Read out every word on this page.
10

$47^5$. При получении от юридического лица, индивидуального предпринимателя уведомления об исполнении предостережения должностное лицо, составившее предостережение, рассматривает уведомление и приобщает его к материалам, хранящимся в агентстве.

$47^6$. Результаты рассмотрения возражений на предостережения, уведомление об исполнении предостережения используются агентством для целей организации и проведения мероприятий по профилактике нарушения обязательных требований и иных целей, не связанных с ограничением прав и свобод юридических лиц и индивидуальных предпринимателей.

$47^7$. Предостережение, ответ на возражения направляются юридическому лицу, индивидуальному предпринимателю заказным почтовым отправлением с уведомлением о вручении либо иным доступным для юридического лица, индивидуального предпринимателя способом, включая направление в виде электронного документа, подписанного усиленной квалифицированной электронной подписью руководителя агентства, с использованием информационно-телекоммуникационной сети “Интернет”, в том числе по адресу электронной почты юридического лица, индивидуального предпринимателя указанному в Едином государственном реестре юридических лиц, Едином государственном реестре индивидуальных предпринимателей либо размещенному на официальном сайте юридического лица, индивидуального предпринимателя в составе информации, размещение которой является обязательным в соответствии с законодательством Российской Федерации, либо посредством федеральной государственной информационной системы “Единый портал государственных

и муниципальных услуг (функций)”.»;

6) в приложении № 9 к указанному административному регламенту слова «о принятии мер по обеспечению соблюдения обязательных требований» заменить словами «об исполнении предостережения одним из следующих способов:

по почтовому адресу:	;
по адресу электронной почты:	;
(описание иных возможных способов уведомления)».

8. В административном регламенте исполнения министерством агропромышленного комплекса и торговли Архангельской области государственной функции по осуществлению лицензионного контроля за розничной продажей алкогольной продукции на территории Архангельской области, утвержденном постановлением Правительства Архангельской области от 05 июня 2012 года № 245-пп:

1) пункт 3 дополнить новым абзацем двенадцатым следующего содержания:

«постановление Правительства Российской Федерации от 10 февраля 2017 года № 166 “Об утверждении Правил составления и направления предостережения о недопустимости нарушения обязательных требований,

■ ■ ■ ■

**Description of the task**
Copy each line of the data above without altering a single character.

**Response**
Read out every word on this page.
10

$47^5$. При получении от юридического лица, индивидуального предпринимателя уведомления об исполнении предостережения должностное лицо, составившее предостережение, рассматривает уведомление и приобщает его к материалам, хранящимся в агентстве.

$47^6$. Результаты рассмотрения возражений на предостережения, уведомление об исполнении предостережения используются агентством для целей организации и проведения мероприятий по профилактике нарушения обязательных требований и иных целей, не связанных с ограничением прав и свобод юридических лиц и индивидуальных предпринимателей.

$47^7$. Предостережение, ответ на возражения направляются юридическому лицу, индивидуальному предпринимателю заказным почтовым отправлением с уведомлением о вручении либо иным доступным для юридического лица, индивидуального предпринимателя способом, включая направление в виде электронного документа, подписанного усиленной квалифицированной электронной подписью руководителя агентства, с использованием информационно-телекоммуникационной сети “Интернет”, в том числе по адресу электронной почты юридического лица, индивидуального предпринимателя указанному в Едином государственном реестре юридических лиц, Едином государственном реестре индивидуальных предпринимателей либо размещенному на официальном сайте юридического лица, индивидуального предпринимателя в составе информации, размещение которой является обязательным в соответствии с законодательством Российской Федерации, либо посредством федеральной государственной информационной системы “Единый портал государственных

и муниципальных услуг (функций)”.»;

6) в приложении № 9 к указанному административному регламенту слова «о принятии мер по обеспечению соблюдения обязательных требований» заменить словами «об исполнении предостережения одним из следующих способов:

по почтовому адресу:	;
по адресу электронной почты:	;
(описание иных возможных способов уведомления)».

8. В административном регламенте исполнения министерством агропромышленного комплекса и торговли Архангельской области государственной функции по осуществлению лицензионного контроля за розничной продажей алкогольной продукции на территории Архангельской области, утвержденном постановлением Правительства Архангельской области от 05 июня 2012 года № 245-пп:

1) пункт 3 дополнить новым абзацем двенадцатым следующего содержания:

«постановление Правительства Российской Федерации от 10 февраля 2017 года № 166 “Об утверждении Правил составления и направления предостережения о недопустимости нарушения обязательных требований,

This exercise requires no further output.